|Author(s)||Charlotte Albury, Elizabeth Stokoe, Sue Ziebland, Helena Webb, Paul Aveyard|
|Title||GP-delivered brief weight loss interventions: a cohort study of patient responses and subsequent actions, using conversation analysis in UK primary care|
|Tag(s)||EMCA, Health behaviours, Medical communication, Primary health care|
|Journal||British Journal of General Practice|
Background Guidelines encourage GPs to make brief opportunistic interventions to support weight loss. However, GPs fear that starting these discussions will lead to lengthy consultations. Recognising that patients are committed to take action could allow GPs to shorten brief interventions.
Aim To examine which patient responses indicated commitment to action, and the time saved if these had been recognised and the consultation closed sooner.
Design and setting A mixed-method cohort study of UK primary care patients participating in a trial of opportunistic weight management interventions.

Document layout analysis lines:

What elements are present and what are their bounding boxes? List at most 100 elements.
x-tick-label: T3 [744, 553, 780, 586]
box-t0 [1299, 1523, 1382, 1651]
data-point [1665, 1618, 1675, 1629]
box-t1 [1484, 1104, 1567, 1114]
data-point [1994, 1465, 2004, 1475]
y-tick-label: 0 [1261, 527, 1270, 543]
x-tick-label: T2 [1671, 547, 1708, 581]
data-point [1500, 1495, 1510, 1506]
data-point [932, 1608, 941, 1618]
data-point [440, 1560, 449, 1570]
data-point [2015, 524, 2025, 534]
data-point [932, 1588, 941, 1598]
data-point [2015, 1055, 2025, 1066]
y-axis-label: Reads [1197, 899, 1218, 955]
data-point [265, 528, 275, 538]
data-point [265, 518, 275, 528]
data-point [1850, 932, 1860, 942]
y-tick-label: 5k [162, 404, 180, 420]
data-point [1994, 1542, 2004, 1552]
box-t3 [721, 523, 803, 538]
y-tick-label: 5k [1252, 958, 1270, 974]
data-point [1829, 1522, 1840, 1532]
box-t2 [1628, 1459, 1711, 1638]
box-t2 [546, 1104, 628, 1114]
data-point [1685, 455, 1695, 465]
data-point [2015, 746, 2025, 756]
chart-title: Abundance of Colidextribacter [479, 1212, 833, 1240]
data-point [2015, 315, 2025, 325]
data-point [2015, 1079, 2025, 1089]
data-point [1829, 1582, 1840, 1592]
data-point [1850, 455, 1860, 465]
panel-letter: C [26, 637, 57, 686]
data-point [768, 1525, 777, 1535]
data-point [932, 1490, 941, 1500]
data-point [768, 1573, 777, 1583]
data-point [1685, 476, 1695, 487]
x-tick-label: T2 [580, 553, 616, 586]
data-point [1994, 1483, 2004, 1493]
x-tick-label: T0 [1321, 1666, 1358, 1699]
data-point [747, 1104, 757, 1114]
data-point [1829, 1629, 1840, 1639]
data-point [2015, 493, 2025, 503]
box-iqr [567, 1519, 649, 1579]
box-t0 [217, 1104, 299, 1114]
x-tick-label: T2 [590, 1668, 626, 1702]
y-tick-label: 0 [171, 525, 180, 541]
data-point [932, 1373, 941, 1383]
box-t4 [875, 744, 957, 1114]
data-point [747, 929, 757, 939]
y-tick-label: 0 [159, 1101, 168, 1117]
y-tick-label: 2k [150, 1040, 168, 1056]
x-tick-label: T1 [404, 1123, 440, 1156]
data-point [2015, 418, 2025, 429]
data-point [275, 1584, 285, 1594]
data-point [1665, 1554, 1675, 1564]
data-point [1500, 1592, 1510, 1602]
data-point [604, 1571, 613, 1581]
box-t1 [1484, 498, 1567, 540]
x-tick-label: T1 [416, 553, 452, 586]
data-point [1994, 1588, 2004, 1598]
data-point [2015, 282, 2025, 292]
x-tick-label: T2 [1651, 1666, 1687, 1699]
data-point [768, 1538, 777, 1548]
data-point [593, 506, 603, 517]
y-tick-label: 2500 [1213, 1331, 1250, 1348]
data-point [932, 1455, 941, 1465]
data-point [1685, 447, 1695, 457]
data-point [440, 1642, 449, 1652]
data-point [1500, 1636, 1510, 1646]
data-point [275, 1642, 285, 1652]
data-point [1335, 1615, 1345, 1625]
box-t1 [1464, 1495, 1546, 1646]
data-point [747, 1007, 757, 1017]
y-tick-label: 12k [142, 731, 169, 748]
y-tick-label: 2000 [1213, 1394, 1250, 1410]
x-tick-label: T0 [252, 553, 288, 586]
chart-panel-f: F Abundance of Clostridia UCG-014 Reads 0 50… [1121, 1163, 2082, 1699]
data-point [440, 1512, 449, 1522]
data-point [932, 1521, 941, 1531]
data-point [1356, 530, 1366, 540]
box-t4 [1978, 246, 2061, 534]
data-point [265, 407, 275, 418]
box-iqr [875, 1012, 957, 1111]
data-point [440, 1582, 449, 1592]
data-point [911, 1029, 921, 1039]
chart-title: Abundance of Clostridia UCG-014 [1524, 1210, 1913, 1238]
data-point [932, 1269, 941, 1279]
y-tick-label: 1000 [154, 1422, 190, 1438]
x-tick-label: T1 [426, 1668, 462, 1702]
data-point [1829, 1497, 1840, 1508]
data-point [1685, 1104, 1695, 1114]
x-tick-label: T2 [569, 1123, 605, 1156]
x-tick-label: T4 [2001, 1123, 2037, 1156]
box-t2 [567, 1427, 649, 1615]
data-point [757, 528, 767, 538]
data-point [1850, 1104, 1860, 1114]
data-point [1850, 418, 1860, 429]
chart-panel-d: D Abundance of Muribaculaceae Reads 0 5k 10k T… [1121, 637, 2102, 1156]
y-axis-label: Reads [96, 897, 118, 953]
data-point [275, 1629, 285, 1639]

TO DO:
**1)** Answer these questions from the abstract on GP weight loss interventions:
(a) In which journal does the abstract appear?
(b) What do GPs fear will happen if they start these discussions?
(c) What kind of study does the abstract describe in its design section?
**2)** Repeat the abstract from "Aim To examine" up to and including "consultation closed sooner.".
The lines can be ignored.

PER-TASK OUTPUTS:
**1)**
(a) British Journal of General Practice
(b) That the discussions will lead to lengthy consultations.
(c) A mixed-method cohort study of UK primary care patients participating in a trial of opportunistic weight management interventions.

**2)**
Aim To examine which patient responses indicated commitment to action, and the time saved if these had been recognised and the consultation closed sooner.